**REQUIRED WORK**: Filter these entries so that only lines with the word "text" remain.

:: DATASET RECORDS

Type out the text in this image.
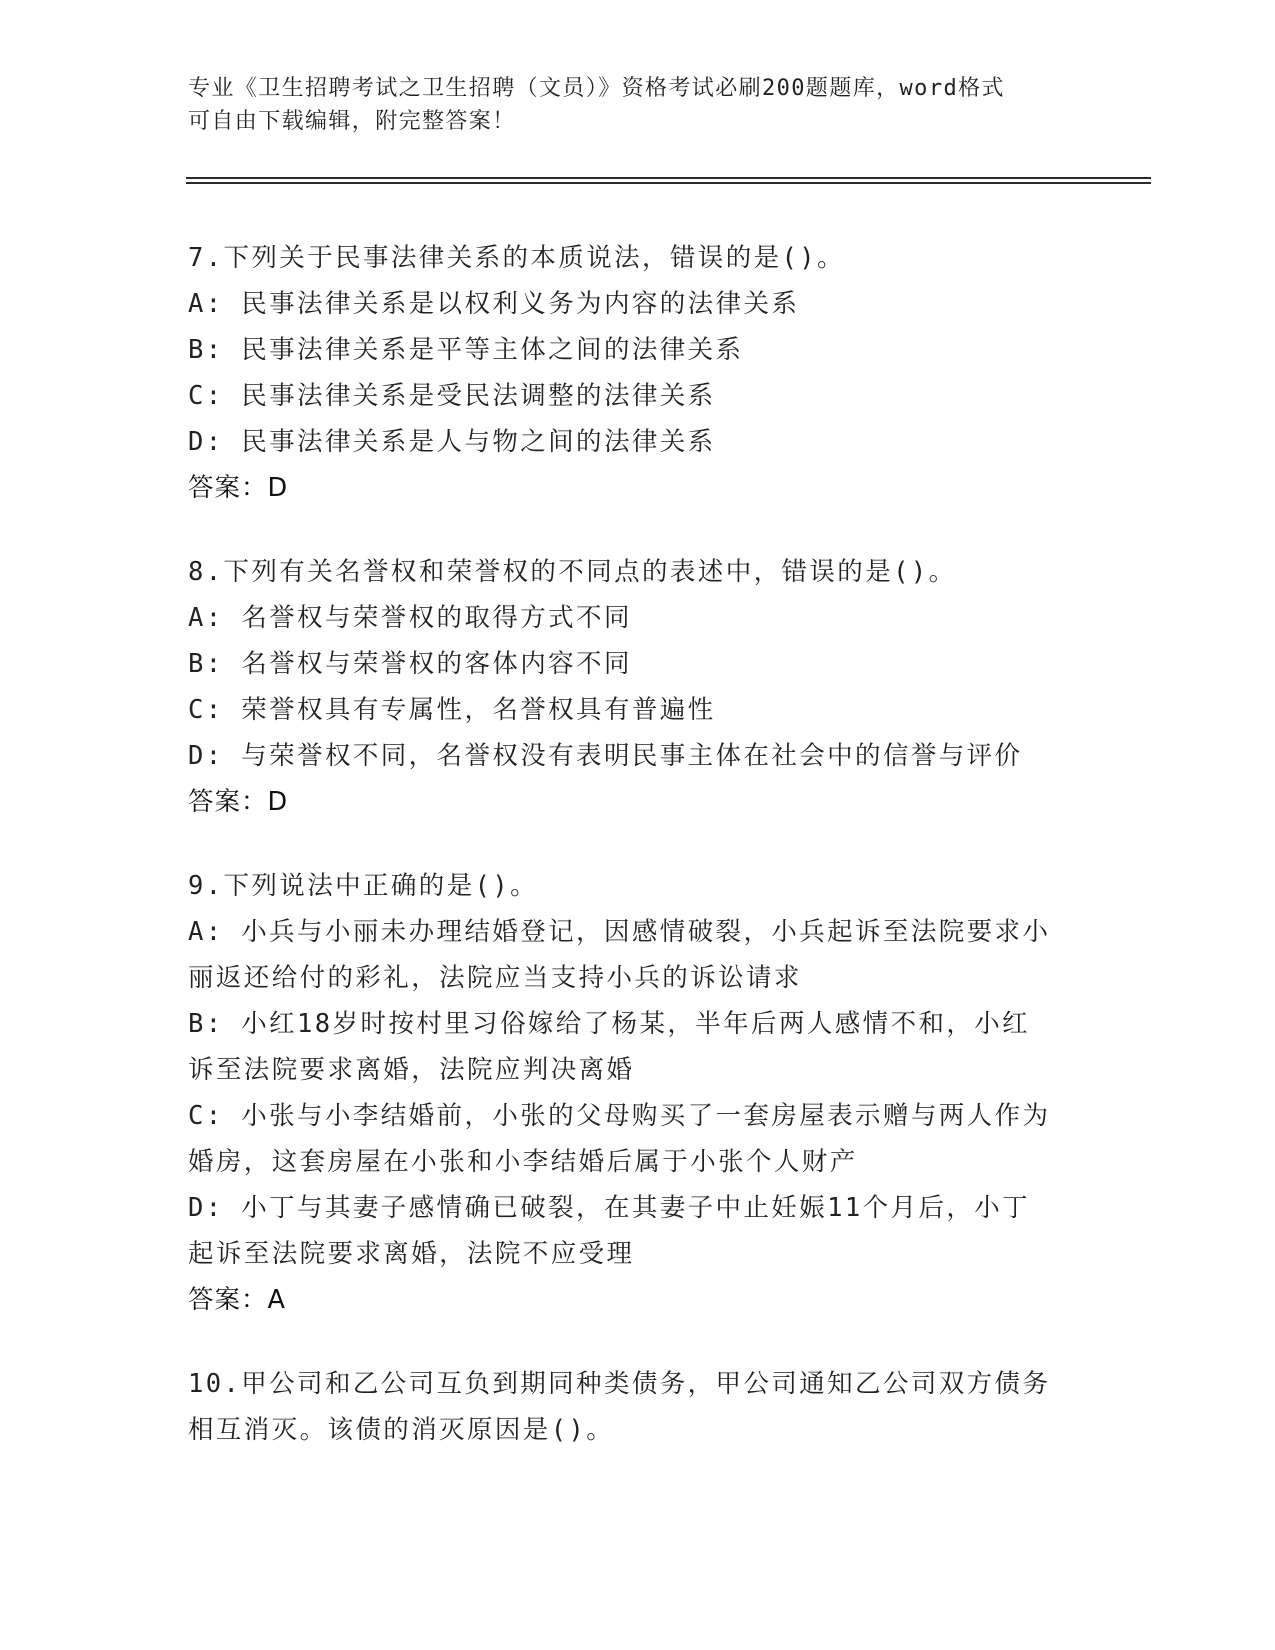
专业《卫生招聘考试之卫生招聘（文员）》资格考试必刷200题题库，word格式
可自由下载编辑，附完整答案！
7.下列关于民事法律关系的本质说法，错误的是()。
A: 民事法律关系是以权利义务为内容的法律关系
B: 民事法律关系是平等主体之间的法律关系
C: 民事法律关系是受民法调整的法律关系
D: 民事法律关系是人与物之间的法律关系
答案：D
8.下列有关名誉权和荣誉权的不同点的表述中，错误的是()。
A: 名誉权与荣誉权的取得方式不同
B: 名誉权与荣誉权的客体内容不同
C: 荣誉权具有专属性，名誉权具有普遍性
D: 与荣誉权不同，名誉权没有表明民事主体在社会中的信誉与评价
答案：D
9.下列说法中正确的是()。
A: 小兵与小丽未办理结婚登记，因感情破裂，小兵起诉至法院要求小
丽返还给付的彩礼，法院应当支持小兵的诉讼请求
B: 小红18岁时按村里习俗嫁给了杨某，半年后两人感情不和，小红
诉至法院要求离婚，法院应判决离婚
C: 小张与小李结婚前，小张的父母购买了一套房屋表示赠与两人作为
婚房，这套房屋在小张和小李结婚后属于小张个人财产
D: 小丁与其妻子感情确已破裂，在其妻子中止妊娠11个月后，小丁
起诉至法院要求离婚，法院不应受理
答案：A
10.甲公司和乙公司互负到期同种类债务，甲公司通知乙公司双方债务
相互消灭。该债的消灭原因是()。
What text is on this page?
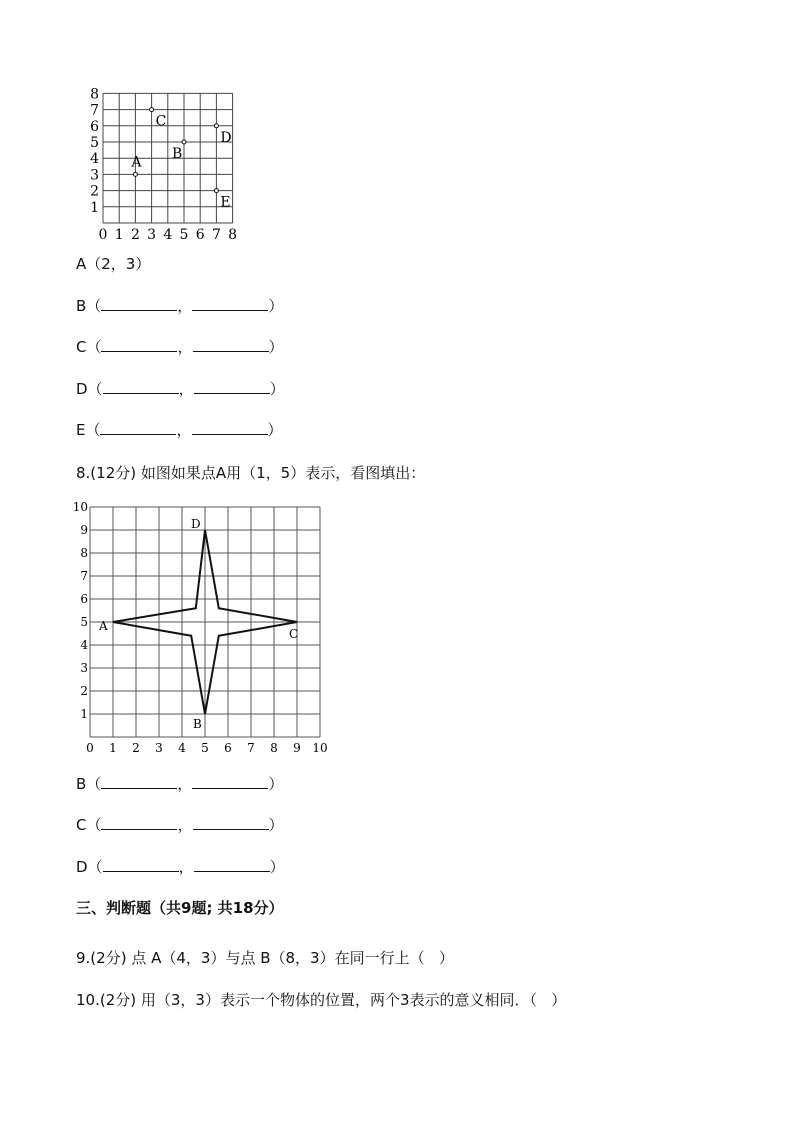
0 1 2 3 4 5 6 7 8
1
2
3
4
5
6
7
8
A
B
C
D
E
A（2，3）
B（	，	）
C（	，	）
D（	，	）
E（	，	）
8.(12分) 如图如果点A用（1，5）表示，看图填出：
0 1 2 3 4 5 6 7 8 9 10
1
2
3
4
5
6
7
8
9
10
A
B
C
D
B（	，	）
C（	，	）
D（	，	）
三、判断题（共9题; 共18分）
9.(2分) 点 A（4，3）与点 B（8，3）在同一行上（   ）
10.(2分) 用（3，3）表示一个物体的位置，两个3表示的意义相同．（   ）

::::

**SOLUTION TO THIS PROBLEM**:
Type out the text in this image.
What text is on this page?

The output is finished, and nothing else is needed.